- **The data**:

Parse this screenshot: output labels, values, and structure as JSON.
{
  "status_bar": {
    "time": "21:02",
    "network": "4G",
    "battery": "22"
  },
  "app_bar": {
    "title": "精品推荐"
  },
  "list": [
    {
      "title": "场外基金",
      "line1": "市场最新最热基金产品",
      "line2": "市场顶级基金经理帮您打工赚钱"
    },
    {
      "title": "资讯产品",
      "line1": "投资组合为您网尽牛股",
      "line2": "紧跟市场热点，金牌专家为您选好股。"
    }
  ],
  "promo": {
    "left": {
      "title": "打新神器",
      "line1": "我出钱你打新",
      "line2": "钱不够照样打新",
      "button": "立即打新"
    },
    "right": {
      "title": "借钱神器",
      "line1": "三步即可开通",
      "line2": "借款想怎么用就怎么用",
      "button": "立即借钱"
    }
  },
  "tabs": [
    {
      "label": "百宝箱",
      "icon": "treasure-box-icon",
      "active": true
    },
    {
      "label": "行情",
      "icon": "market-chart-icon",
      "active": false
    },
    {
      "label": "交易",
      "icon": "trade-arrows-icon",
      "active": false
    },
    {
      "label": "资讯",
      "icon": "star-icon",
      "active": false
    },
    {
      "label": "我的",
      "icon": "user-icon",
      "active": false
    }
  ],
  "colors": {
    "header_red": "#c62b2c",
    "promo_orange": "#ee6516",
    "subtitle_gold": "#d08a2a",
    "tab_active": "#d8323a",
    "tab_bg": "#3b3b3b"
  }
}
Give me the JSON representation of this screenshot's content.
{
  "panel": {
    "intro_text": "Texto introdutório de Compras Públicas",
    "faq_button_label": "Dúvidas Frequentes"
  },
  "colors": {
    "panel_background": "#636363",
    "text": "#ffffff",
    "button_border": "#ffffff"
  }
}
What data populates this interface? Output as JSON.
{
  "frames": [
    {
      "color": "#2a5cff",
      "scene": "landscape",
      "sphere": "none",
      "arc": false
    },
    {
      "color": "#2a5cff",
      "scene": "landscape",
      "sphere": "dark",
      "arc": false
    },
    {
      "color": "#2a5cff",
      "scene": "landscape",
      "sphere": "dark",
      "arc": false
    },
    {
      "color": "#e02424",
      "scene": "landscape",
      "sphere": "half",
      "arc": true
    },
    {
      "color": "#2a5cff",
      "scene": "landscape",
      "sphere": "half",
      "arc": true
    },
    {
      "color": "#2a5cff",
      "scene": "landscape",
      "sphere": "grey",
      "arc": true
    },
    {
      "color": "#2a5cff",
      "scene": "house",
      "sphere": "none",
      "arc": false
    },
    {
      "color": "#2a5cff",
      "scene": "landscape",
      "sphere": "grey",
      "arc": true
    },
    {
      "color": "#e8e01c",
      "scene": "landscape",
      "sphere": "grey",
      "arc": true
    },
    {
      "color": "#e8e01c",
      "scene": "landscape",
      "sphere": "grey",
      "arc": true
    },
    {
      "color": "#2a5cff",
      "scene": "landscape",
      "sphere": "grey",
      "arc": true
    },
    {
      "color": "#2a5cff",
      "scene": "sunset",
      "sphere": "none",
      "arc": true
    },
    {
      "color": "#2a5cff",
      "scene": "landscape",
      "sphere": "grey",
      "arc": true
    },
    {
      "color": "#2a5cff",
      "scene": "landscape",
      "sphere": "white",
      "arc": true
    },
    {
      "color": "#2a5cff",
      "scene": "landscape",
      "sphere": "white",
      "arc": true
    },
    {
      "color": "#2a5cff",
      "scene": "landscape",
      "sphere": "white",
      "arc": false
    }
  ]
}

- **Written instruction**:
Return all of the above records exactly, leaving no line out.

- **Result**:
Parse this screenshot: output labels, values, and structure as JSON.
{
  "status_bar": {
    "time": "21:02",
    "network": "4G",
    "battery": "22"
  },
  "app_bar": {
    "title": "精品推荐"
  },
  "list": [
    {
      "title": "场外基金",
      "line1": "市场最新最热基金产品",
      "line2": "市场顶级基金经理帮您打工赚钱"
    },
    {
      "title": "资讯产品",
      "line1": "投资组合为您网尽牛股",
      "line2": "紧跟市场热点，金牌专家为您选好股。"
    }
  ],
  "promo": {
    "left": {
      "title": "打新神器",
      "line1": "我出钱你打新",
      "line2": "钱不够照样打新",
      "button": "立即打新"
    },
    "right": {
      "title": "借钱神器",
      "line1": "三步即可开通",
      "line2": "借款想怎么用就怎么用",
      "button": "立即借钱"
    }
  },
  "tabs": [
    {
      "label": "百宝箱",
      "icon": "treasure-box-icon",
      "active": true
    },
    {
      "label": "行情",
      "icon": "market-chart-icon",
      "active": false
    },
    {
      "label": "交易",
      "icon": "trade-arrows-icon",
      "active": false
    },
    {
      "label": "资讯",
      "icon": "star-icon",
      "active": false
    },
    {
      "label": "我的",
      "icon": "user-icon",
      "active": false
    }
  ],
  "colors": {
    "header_red": "#c62b2c",
    "promo_orange": "#ee6516",
    "subtitle_gold": "#d08a2a",
    "tab_active": "#d8323a",
    "tab_bg": "#3b3b3b"
  }
}
Give me the JSON representation of this screenshot's content.
{
  "panel": {
    "intro_text": "Texto introdutório de Compras Públicas",
    "faq_button_label": "Dúvidas Frequentes"
  },
  "colors": {
    "panel_background": "#636363",
    "text": "#ffffff",
    "button_border": "#ffffff"
  }
}
What data populates this interface? Output as JSON.
{
  "frames": [
    {
      "color": "#2a5cff",
      "scene": "landscape",
      "sphere": "none",
      "arc": false
    },
    {
      "color": "#2a5cff",
      "scene": "landscape",
      "sphere": "dark",
      "arc": false
    },
    {
      "color": "#2a5cff",
      "scene": "landscape",
      "sphere": "dark",
      "arc": false
    },
    {
      "color": "#e02424",
      "scene": "landscape",
      "sphere": "half",
      "arc": true
    },
    {
      "color": "#2a5cff",
      "scene": "landscape",
      "sphere": "half",
      "arc": true
    },
    {
      "color": "#2a5cff",
      "scene": "landscape",
      "sphere": "grey",
      "arc": true
    },
    {
      "color": "#2a5cff",
      "scene": "house",
      "sphere": "none",
      "arc": false
    },
    {
      "color": "#2a5cff",
      "scene": "landscape",
      "sphere": "grey",
      "arc": true
    },
    {
      "color": "#e8e01c",
      "scene": "landscape",
      "sphere": "grey",
      "arc": true
    },
    {
      "color": "#e8e01c",
      "scene": "landscape",
      "sphere": "grey",
      "arc": true
    },
    {
      "color": "#2a5cff",
      "scene": "landscape",
      "sphere": "grey",
      "arc": true
    },
    {
      "color": "#2a5cff",
      "scene": "sunset",
      "sphere": "none",
      "arc": true
    },
    {
      "color": "#2a5cff",
      "scene": "landscape",
      "sphere": "grey",
      "arc": true
    },
    {
      "color": "#2a5cff",
      "scene": "landscape",
      "sphere": "white",
      "arc": true
    },
    {
      "color": "#2a5cff",
      "scene": "landscape",
      "sphere": "white",
      "arc": true
    },
    {
      "color": "#2a5cff",
      "scene": "landscape",
      "sphere": "white",
      "arc": false
    }
  ]
}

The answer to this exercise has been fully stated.